## AIM OF THE TASK
Scan the listing below. Report each line that includes "Sparkasse".

(Figure data in JSON)
-*-

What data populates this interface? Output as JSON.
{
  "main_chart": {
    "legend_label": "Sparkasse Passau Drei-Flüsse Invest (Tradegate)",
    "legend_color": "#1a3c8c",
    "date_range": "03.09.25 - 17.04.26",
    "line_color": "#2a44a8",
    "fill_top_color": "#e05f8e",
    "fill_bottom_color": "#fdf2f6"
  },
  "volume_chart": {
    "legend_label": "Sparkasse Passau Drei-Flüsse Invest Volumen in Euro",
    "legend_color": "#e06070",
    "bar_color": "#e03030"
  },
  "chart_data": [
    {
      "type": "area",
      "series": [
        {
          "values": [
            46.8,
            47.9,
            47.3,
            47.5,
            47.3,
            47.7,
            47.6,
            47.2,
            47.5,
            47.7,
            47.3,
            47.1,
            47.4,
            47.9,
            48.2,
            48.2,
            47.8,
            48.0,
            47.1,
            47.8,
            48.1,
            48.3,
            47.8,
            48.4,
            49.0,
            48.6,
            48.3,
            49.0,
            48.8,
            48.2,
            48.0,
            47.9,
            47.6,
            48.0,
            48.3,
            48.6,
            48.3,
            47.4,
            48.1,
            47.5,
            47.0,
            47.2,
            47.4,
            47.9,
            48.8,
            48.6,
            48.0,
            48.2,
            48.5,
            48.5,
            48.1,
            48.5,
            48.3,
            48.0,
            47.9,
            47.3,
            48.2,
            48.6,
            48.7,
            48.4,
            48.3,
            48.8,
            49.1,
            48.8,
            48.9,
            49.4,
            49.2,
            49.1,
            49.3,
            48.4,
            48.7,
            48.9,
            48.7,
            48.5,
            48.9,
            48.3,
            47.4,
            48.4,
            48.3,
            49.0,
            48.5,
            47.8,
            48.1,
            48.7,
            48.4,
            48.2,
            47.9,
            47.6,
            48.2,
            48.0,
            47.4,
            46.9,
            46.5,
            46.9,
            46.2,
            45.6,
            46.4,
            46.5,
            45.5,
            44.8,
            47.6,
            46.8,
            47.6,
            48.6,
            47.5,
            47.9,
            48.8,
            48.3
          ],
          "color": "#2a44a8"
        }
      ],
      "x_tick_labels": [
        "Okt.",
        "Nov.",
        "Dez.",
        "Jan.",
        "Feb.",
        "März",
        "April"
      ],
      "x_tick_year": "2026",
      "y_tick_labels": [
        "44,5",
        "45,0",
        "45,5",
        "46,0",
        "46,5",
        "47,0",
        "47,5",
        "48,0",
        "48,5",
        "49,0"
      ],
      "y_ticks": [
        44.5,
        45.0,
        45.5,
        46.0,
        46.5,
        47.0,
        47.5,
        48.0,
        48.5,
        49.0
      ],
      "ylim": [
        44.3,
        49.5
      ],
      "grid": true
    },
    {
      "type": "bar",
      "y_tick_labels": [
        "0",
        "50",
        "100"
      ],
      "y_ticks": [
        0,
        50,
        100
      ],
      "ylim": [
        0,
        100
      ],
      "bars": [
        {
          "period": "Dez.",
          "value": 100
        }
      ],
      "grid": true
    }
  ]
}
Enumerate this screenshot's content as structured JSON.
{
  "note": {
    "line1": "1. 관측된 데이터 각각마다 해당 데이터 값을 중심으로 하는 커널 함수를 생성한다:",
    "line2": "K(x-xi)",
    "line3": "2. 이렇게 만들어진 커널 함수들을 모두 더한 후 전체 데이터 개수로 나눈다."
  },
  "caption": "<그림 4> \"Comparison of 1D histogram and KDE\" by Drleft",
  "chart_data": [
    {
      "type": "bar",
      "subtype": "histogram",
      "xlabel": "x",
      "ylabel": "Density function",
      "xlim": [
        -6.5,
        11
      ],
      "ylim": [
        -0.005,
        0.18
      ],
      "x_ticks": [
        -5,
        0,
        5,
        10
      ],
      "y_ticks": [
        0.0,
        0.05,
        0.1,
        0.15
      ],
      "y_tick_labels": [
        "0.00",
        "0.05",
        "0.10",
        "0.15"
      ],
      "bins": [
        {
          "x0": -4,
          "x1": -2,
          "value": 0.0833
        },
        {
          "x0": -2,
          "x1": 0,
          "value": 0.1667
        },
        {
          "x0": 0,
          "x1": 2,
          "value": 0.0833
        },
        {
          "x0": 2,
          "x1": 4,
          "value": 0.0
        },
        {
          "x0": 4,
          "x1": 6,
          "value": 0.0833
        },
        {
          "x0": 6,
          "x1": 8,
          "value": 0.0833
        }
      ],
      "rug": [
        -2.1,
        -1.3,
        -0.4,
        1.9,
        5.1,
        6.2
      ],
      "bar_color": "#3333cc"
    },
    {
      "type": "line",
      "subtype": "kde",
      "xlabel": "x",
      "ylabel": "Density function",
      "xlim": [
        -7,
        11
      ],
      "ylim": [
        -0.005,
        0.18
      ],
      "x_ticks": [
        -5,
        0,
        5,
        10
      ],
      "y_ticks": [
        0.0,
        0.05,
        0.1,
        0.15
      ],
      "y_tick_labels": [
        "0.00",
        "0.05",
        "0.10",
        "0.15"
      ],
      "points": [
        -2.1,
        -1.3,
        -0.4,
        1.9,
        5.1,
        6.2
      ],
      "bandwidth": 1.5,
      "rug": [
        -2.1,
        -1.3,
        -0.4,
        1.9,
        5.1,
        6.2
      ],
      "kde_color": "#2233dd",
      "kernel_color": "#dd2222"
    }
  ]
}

-*-

## TASK SOLUTION
    "legend_label": "Sparkasse Passau Drei-Flüsse Invest (Tradegate)",
    "legend_label": "Sparkasse Passau Drei-Flüsse Invest Volumen in Euro",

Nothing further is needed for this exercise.